● Directive
Write out every line below that includes the word "label".

---

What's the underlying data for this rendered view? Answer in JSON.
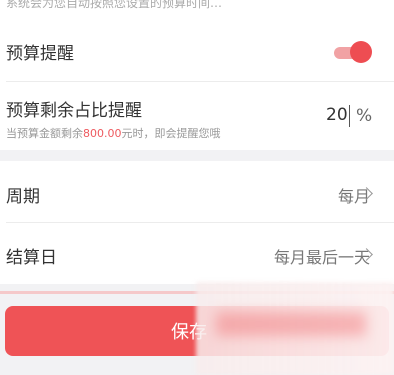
{
  "top_hint": "系统会为您自动按照您设置的预算时间…",
  "budget_reminder": {
    "label": "预算提醒",
    "enabled": true
  },
  "remaining_ratio": {
    "label": "预算剩余占比提醒",
    "value": "20",
    "unit": "%",
    "hint_prefix": "当预算金额剩余",
    "hint_amount": "800.00",
    "hint_suffix": "元时，即会提醒您哦"
  },
  "period": {
    "label": "周期",
    "value": "每月"
  },
  "settlement_day": {
    "label": "结算日",
    "value": "每月最后一天"
  },
  "save_button": {
    "label": "保存"
  },
  "colors": {
    "accent": "#ef5356",
    "toggle_track": "#f1a2a4",
    "background": "#f2f2f4"
  }
}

---

● Final result
    "label": "预算提醒",
    "label": "预算剩余占比提醒",
    "label": "周期",
    "label": "结算日",
    "label": "保存"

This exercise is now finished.